Reproduce the entries exactly. Omit none of them.

.....

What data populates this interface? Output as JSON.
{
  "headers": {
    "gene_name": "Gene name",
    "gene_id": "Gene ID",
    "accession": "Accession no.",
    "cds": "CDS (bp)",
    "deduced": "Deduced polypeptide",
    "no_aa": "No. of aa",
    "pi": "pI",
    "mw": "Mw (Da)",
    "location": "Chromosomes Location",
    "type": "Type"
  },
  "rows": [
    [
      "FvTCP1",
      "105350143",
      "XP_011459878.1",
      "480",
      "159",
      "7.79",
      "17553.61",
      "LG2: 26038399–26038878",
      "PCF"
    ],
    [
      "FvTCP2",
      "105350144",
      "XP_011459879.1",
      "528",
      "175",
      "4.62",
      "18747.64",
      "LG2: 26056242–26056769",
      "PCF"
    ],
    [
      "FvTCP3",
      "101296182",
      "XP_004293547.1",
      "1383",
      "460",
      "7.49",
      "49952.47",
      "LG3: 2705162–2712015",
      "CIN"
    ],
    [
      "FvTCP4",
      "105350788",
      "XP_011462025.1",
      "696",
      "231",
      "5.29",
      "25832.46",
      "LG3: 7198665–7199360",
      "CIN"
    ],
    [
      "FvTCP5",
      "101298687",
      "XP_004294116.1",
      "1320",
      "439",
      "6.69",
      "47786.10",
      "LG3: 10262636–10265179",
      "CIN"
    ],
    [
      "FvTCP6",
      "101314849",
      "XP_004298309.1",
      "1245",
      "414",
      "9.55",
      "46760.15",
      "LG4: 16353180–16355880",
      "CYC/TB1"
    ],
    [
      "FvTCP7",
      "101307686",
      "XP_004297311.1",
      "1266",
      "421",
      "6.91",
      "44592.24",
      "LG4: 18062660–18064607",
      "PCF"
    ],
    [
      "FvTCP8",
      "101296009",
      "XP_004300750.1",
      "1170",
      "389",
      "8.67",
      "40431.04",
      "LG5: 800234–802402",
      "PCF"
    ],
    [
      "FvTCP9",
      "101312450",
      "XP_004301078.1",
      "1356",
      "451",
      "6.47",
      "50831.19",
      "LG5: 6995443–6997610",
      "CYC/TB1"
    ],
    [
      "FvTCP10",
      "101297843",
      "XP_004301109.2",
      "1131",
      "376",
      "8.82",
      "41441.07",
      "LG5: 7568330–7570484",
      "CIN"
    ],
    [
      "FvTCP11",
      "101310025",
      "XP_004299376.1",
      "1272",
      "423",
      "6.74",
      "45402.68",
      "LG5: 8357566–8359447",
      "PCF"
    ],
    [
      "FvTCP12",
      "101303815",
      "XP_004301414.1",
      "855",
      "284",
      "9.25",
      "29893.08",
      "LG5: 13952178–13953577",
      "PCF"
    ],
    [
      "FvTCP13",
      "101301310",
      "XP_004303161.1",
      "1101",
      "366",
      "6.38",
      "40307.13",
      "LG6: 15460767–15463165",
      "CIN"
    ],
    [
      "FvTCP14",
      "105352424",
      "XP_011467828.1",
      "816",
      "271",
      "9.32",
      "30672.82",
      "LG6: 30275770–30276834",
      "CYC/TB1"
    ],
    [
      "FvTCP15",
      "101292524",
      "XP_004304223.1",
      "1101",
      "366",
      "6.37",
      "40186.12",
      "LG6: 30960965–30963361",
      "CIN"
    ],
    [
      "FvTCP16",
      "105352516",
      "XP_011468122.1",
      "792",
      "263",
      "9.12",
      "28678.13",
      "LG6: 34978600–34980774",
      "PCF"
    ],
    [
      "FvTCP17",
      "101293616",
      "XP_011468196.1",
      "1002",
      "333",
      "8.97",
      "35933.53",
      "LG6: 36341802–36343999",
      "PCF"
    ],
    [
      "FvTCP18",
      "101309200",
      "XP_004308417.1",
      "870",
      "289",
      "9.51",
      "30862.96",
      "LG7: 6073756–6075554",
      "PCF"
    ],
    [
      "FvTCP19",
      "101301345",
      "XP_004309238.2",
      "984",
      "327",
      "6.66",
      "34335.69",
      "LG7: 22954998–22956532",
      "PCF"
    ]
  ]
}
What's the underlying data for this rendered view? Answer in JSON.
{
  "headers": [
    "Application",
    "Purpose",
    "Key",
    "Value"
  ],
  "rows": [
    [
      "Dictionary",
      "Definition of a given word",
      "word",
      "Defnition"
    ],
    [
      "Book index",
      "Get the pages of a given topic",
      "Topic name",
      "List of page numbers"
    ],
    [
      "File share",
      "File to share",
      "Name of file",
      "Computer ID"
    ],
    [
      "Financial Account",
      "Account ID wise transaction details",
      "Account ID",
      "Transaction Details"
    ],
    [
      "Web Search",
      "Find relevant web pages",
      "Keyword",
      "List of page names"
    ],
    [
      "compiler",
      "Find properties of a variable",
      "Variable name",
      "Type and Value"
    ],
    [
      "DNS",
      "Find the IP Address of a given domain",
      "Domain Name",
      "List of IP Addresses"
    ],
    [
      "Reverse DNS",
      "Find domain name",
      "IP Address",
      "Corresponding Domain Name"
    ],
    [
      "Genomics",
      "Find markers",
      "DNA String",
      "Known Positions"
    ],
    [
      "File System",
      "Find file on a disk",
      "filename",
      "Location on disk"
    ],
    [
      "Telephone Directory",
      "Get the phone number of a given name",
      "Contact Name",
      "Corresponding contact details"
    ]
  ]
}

.....

## Solution
What data populates this interface? Output as JSON.
{
  "headers": {
    "gene_name": "Gene name",
    "gene_id": "Gene ID",
    "accession": "Accession no.",
    "cds": "CDS (bp)",
    "deduced": "Deduced polypeptide",
    "no_aa": "No. of aa",
    "pi": "pI",
    "mw": "Mw (Da)",
    "location": "Chromosomes Location",
    "type": "Type"
  },
  "rows": [
    [
      "FvTCP1",
      "105350143",
      "XP_011459878.1",
      "480",
      "159",
      "7.79",
      "17553.61",
      "LG2: 26038399–26038878",
      "PCF"
    ],
    [
      "FvTCP2",
      "105350144",
      "XP_011459879.1",
      "528",
      "175",
      "4.62",
      "18747.64",
      "LG2: 26056242–26056769",
      "PCF"
    ],
    [
      "FvTCP3",
      "101296182",
      "XP_004293547.1",
      "1383",
      "460",
      "7.49",
      "49952.47",
      "LG3: 2705162–2712015",
      "CIN"
    ],
    [
      "FvTCP4",
      "105350788",
      "XP_011462025.1",
      "696",
      "231",
      "5.29",
      "25832.46",
      "LG3: 7198665–7199360",
      "CIN"
    ],
    [
      "FvTCP5",
      "101298687",
      "XP_004294116.1",
      "1320",
      "439",
      "6.69",
      "47786.10",
      "LG3: 10262636–10265179",
      "CIN"
    ],
    [
      "FvTCP6",
      "101314849",
      "XP_004298309.1",
      "1245",
      "414",
      "9.55",
      "46760.15",
      "LG4: 16353180–16355880",
      "CYC/TB1"
    ],
    [
      "FvTCP7",
      "101307686",
      "XP_004297311.1",
      "1266",
      "421",
      "6.91",
      "44592.24",
      "LG4: 18062660–18064607",
      "PCF"
    ],
    [
      "FvTCP8",
      "101296009",
      "XP_004300750.1",
      "1170",
      "389",
      "8.67",
      "40431.04",
      "LG5: 800234–802402",
      "PCF"
    ],
    [
      "FvTCP9",
      "101312450",
      "XP_004301078.1",
      "1356",
      "451",
      "6.47",
      "50831.19",
      "LG5: 6995443–6997610",
      "CYC/TB1"
    ],
    [
      "FvTCP10",
      "101297843",
      "XP_004301109.2",
      "1131",
      "376",
      "8.82",
      "41441.07",
      "LG5: 7568330–7570484",
      "CIN"
    ],
    [
      "FvTCP11",
      "101310025",
      "XP_004299376.1",
      "1272",
      "423",
      "6.74",
      "45402.68",
      "LG5: 8357566–8359447",
      "PCF"
    ],
    [
      "FvTCP12",
      "101303815",
      "XP_004301414.1",
      "855",
      "284",
      "9.25",
      "29893.08",
      "LG5: 13952178–13953577",
      "PCF"
    ],
    [
      "FvTCP13",
      "101301310",
      "XP_004303161.1",
      "1101",
      "366",
      "6.38",
      "40307.13",
      "LG6: 15460767–15463165",
      "CIN"
    ],
    [
      "FvTCP14",
      "105352424",
      "XP_011467828.1",
      "816",
      "271",
      "9.32",
      "30672.82",
      "LG6: 30275770–30276834",
      "CYC/TB1"
    ],
    [
      "FvTCP15",
      "101292524",
      "XP_004304223.1",
      "1101",
      "366",
      "6.37",
      "40186.12",
      "LG6: 30960965–30963361",
      "CIN"
    ],
    [
      "FvTCP16",
      "105352516",
      "XP_011468122.1",
      "792",
      "263",
      "9.12",
      "28678.13",
      "LG6: 34978600–34980774",
      "PCF"
    ],
    [
      "FvTCP17",
      "101293616",
      "XP_011468196.1",
      "1002",
      "333",
      "8.97",
      "35933.53",
      "LG6: 36341802–36343999",
      "PCF"
    ],
    [
      "FvTCP18",
      "101309200",
      "XP_004308417.1",
      "870",
      "289",
      "9.51",
      "30862.96",
      "LG7: 6073756–6075554",
      "PCF"
    ],
    [
      "FvTCP19",
      "101301345",
      "XP_004309238.2",
      "984",
      "327",
      "6.66",
      "34335.69",
      "LG7: 22954998–22956532",
      "PCF"
    ]
  ]
}
What's the underlying data for this rendered view? Answer in JSON.
{
  "headers": [
    "Application",
    "Purpose",
    "Key",
    "Value"
  ],
  "rows": [
    [
      "Dictionary",
      "Definition of a given word",
      "word",
      "Defnition"
    ],
    [
      "Book index",
      "Get the pages of a given topic",
      "Topic name",
      "List of page numbers"
    ],
    [
      "File share",
      "File to share",
      "Name of file",
      "Computer ID"
    ],
    [
      "Financial Account",
      "Account ID wise transaction details",
      "Account ID",
      "Transaction Details"
    ],
    [
      "Web Search",
      "Find relevant web pages",
      "Keyword",
      "List of page names"
    ],
    [
      "compiler",
      "Find properties of a variable",
      "Variable name",
      "Type and Value"
    ],
    [
      "DNS",
      "Find the IP Address of a given domain",
      "Domain Name",
      "List of IP Addresses"
    ],
    [
      "Reverse DNS",
      "Find domain name",
      "IP Address",
      "Corresponding Domain Name"
    ],
    [
      "Genomics",
      "Find markers",
      "DNA String",
      "Known Positions"
    ],
    [
      "File System",
      "Find file on a disk",
      "filename",
      "Location on disk"
    ],
    [
      "Telephone Directory",
      "Get the phone number of a given name",
      "Contact Name",
      "Corresponding contact details"
    ]
  ]
}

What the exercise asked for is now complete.